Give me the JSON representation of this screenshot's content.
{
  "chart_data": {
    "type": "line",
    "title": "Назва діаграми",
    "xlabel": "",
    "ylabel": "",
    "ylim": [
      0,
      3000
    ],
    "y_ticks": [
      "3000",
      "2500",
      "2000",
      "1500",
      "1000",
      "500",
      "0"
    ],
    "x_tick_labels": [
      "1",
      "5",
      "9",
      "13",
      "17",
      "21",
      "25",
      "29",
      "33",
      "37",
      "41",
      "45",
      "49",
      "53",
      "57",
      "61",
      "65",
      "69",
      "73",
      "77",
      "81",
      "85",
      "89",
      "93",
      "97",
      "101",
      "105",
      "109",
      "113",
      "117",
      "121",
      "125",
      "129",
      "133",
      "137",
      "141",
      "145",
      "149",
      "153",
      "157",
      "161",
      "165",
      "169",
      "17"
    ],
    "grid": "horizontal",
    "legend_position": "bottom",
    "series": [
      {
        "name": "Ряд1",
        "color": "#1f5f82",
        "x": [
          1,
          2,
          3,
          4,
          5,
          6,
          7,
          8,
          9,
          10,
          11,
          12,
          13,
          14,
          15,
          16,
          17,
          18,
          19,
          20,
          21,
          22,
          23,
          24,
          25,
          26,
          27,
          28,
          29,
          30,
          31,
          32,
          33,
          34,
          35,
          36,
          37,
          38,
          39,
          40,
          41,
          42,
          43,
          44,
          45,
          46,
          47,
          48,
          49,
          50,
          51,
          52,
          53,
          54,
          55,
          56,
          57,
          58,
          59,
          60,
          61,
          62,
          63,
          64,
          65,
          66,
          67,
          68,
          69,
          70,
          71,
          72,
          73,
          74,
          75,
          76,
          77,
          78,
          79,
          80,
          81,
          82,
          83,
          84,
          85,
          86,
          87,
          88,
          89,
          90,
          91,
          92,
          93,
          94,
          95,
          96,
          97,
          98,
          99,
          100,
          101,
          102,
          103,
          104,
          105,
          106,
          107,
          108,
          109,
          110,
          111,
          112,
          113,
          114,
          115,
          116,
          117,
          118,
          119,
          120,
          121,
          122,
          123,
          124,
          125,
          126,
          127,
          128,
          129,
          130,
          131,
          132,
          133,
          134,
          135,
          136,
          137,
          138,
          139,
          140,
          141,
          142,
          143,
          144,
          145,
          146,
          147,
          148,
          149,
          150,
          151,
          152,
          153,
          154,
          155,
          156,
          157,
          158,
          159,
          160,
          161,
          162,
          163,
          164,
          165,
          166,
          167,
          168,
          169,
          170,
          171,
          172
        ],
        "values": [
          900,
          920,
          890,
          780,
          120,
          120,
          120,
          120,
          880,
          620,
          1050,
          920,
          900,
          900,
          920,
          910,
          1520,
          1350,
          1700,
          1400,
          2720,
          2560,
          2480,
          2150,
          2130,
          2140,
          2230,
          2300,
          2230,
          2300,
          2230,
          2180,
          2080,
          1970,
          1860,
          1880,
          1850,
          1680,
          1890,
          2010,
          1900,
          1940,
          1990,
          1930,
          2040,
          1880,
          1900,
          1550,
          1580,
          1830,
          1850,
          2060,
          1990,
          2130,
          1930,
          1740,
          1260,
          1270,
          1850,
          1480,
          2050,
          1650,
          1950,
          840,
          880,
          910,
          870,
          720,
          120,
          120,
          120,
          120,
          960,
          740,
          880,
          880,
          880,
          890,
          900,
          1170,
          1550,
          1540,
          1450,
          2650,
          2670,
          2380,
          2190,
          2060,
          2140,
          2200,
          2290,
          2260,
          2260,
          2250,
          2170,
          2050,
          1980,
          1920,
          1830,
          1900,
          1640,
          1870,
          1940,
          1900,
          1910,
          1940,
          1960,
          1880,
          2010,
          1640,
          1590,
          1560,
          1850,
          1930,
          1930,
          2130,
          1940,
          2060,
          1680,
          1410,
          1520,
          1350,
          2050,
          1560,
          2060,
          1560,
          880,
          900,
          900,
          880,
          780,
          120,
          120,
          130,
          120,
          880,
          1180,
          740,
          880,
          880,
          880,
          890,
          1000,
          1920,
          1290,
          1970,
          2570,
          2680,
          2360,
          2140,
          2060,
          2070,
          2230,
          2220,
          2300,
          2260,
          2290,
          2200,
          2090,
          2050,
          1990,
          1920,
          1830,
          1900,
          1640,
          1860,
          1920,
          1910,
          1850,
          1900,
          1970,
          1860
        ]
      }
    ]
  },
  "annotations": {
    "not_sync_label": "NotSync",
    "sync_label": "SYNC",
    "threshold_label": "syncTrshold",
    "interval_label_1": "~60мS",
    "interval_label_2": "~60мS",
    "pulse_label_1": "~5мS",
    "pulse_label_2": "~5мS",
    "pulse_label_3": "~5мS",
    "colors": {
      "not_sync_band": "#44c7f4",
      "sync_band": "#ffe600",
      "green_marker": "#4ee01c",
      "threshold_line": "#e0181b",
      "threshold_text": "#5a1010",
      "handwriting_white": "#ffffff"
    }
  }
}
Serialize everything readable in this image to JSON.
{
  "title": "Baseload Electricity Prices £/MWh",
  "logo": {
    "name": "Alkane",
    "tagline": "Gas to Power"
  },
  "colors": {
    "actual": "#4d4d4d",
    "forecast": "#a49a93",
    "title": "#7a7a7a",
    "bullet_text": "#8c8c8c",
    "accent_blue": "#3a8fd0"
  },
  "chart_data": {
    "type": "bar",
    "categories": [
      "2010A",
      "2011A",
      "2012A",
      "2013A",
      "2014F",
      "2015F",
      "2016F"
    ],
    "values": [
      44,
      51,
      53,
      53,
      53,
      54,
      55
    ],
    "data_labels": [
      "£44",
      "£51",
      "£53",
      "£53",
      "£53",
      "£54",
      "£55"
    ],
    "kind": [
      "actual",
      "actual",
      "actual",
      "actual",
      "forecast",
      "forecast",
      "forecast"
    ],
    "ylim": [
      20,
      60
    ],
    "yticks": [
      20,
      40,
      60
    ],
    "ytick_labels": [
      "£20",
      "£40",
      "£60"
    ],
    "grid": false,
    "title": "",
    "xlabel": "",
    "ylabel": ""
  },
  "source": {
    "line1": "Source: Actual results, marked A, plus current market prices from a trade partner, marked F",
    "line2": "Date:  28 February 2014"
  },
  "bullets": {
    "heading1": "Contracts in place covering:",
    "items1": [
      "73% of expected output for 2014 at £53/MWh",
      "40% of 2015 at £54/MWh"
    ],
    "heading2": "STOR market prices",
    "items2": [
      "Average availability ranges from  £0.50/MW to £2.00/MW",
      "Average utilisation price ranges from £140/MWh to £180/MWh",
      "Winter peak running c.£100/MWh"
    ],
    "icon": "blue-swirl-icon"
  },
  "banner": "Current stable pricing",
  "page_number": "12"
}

Task brief
Take the entries above and transcribe them exactly.

Reply
Give me the JSON representation of this screenshot's content.
{
  "chart_data": {
    "type": "line",
    "title": "Назва діаграми",
    "xlabel": "",
    "ylabel": "",
    "ylim": [
      0,
      3000
    ],
    "y_ticks": [
      "3000",
      "2500",
      "2000",
      "1500",
      "1000",
      "500",
      "0"
    ],
    "x_tick_labels": [
      "1",
      "5",
      "9",
      "13",
      "17",
      "21",
      "25",
      "29",
      "33",
      "37",
      "41",
      "45",
      "49",
      "53",
      "57",
      "61",
      "65",
      "69",
      "73",
      "77",
      "81",
      "85",
      "89",
      "93",
      "97",
      "101",
      "105",
      "109",
      "113",
      "117",
      "121",
      "125",
      "129",
      "133",
      "137",
      "141",
      "145",
      "149",
      "153",
      "157",
      "161",
      "165",
      "169",
      "17"
    ],
    "grid": "horizontal",
    "legend_position": "bottom",
    "series": [
      {
        "name": "Ряд1",
        "color": "#1f5f82",
        "x": [
          1,
          2,
          3,
          4,
          5,
          6,
          7,
          8,
          9,
          10,
          11,
          12,
          13,
          14,
          15,
          16,
          17,
          18,
          19,
          20,
          21,
          22,
          23,
          24,
          25,
          26,
          27,
          28,
          29,
          30,
          31,
          32,
          33,
          34,
          35,
          36,
          37,
          38,
          39,
          40,
          41,
          42,
          43,
          44,
          45,
          46,
          47,
          48,
          49,
          50,
          51,
          52,
          53,
          54,
          55,
          56,
          57,
          58,
          59,
          60,
          61,
          62,
          63,
          64,
          65,
          66,
          67,
          68,
          69,
          70,
          71,
          72,
          73,
          74,
          75,
          76,
          77,
          78,
          79,
          80,
          81,
          82,
          83,
          84,
          85,
          86,
          87,
          88,
          89,
          90,
          91,
          92,
          93,
          94,
          95,
          96,
          97,
          98,
          99,
          100,
          101,
          102,
          103,
          104,
          105,
          106,
          107,
          108,
          109,
          110,
          111,
          112,
          113,
          114,
          115,
          116,
          117,
          118,
          119,
          120,
          121,
          122,
          123,
          124,
          125,
          126,
          127,
          128,
          129,
          130,
          131,
          132,
          133,
          134,
          135,
          136,
          137,
          138,
          139,
          140,
          141,
          142,
          143,
          144,
          145,
          146,
          147,
          148,
          149,
          150,
          151,
          152,
          153,
          154,
          155,
          156,
          157,
          158,
          159,
          160,
          161,
          162,
          163,
          164,
          165,
          166,
          167,
          168,
          169,
          170,
          171,
          172
        ],
        "values": [
          900,
          920,
          890,
          780,
          120,
          120,
          120,
          120,
          880,
          620,
          1050,
          920,
          900,
          900,
          920,
          910,
          1520,
          1350,
          1700,
          1400,
          2720,
          2560,
          2480,
          2150,
          2130,
          2140,
          2230,
          2300,
          2230,
          2300,
          2230,
          2180,
          2080,
          1970,
          1860,
          1880,
          1850,
          1680,
          1890,
          2010,
          1900,
          1940,
          1990,
          1930,
          2040,
          1880,
          1900,
          1550,
          1580,
          1830,
          1850,
          2060,
          1990,
          2130,
          1930,
          1740,
          1260,
          1270,
          1850,
          1480,
          2050,
          1650,
          1950,
          840,
          880,
          910,
          870,
          720,
          120,
          120,
          120,
          120,
          960,
          740,
          880,
          880,
          880,
          890,
          900,
          1170,
          1550,
          1540,
          1450,
          2650,
          2670,
          2380,
          2190,
          2060,
          2140,
          2200,
          2290,
          2260,
          2260,
          2250,
          2170,
          2050,
          1980,
          1920,
          1830,
          1900,
          1640,
          1870,
          1940,
          1900,
          1910,
          1940,
          1960,
          1880,
          2010,
          1640,
          1590,
          1560,
          1850,
          1930,
          1930,
          2130,
          1940,
          2060,
          1680,
          1410,
          1520,
          1350,
          2050,
          1560,
          2060,
          1560,
          880,
          900,
          900,
          880,
          780,
          120,
          120,
          130,
          120,
          880,
          1180,
          740,
          880,
          880,
          880,
          890,
          1000,
          1920,
          1290,
          1970,
          2570,
          2680,
          2360,
          2140,
          2060,
          2070,
          2230,
          2220,
          2300,
          2260,
          2290,
          2200,
          2090,
          2050,
          1990,
          1920,
          1830,
          1900,
          1640,
          1860,
          1920,
          1910,
          1850,
          1900,
          1970,
          1860
        ]
      }
    ]
  },
  "annotations": {
    "not_sync_label": "NotSync",
    "sync_label": "SYNC",
    "threshold_label": "syncTrshold",
    "interval_label_1": "~60мS",
    "interval_label_2": "~60мS",
    "pulse_label_1": "~5мS",
    "pulse_label_2": "~5мS",
    "pulse_label_3": "~5мS",
    "colors": {
      "not_sync_band": "#44c7f4",
      "sync_band": "#ffe600",
      "green_marker": "#4ee01c",
      "threshold_line": "#e0181b",
      "threshold_text": "#5a1010",
      "handwriting_white": "#ffffff"
    }
  }
}
Serialize everything readable in this image to JSON.
{
  "title": "Baseload Electricity Prices £/MWh",
  "logo": {
    "name": "Alkane",
    "tagline": "Gas to Power"
  },
  "colors": {
    "actual": "#4d4d4d",
    "forecast": "#a49a93",
    "title": "#7a7a7a",
    "bullet_text": "#8c8c8c",
    "accent_blue": "#3a8fd0"
  },
  "chart_data": {
    "type": "bar",
    "categories": [
      "2010A",
      "2011A",
      "2012A",
      "2013A",
      "2014F",
      "2015F",
      "2016F"
    ],
    "values": [
      44,
      51,
      53,
      53,
      53,
      54,
      55
    ],
    "data_labels": [
      "£44",
      "£51",
      "£53",
      "£53",
      "£53",
      "£54",
      "£55"
    ],
    "kind": [
      "actual",
      "actual",
      "actual",
      "actual",
      "forecast",
      "forecast",
      "forecast"
    ],
    "ylim": [
      20,
      60
    ],
    "yticks": [
      20,
      40,
      60
    ],
    "ytick_labels": [
      "£20",
      "£40",
      "£60"
    ],
    "grid": false,
    "title": "",
    "xlabel": "",
    "ylabel": ""
  },
  "source": {
    "line1": "Source: Actual results, marked A, plus current market prices from a trade partner, marked F",
    "line2": "Date:  28 February 2014"
  },
  "bullets": {
    "heading1": "Contracts in place covering:",
    "items1": [
      "73% of expected output for 2014 at £53/MWh",
      "40% of 2015 at £54/MWh"
    ],
    "heading2": "STOR market prices",
    "items2": [
      "Average availability ranges from  £0.50/MW to £2.00/MW",
      "Average utilisation price ranges from £140/MWh to £180/MWh",
      "Winter peak running c.£100/MWh"
    ],
    "icon": "blue-swirl-icon"
  },
  "banner": "Current stable pricing",
  "page_number": "12"
}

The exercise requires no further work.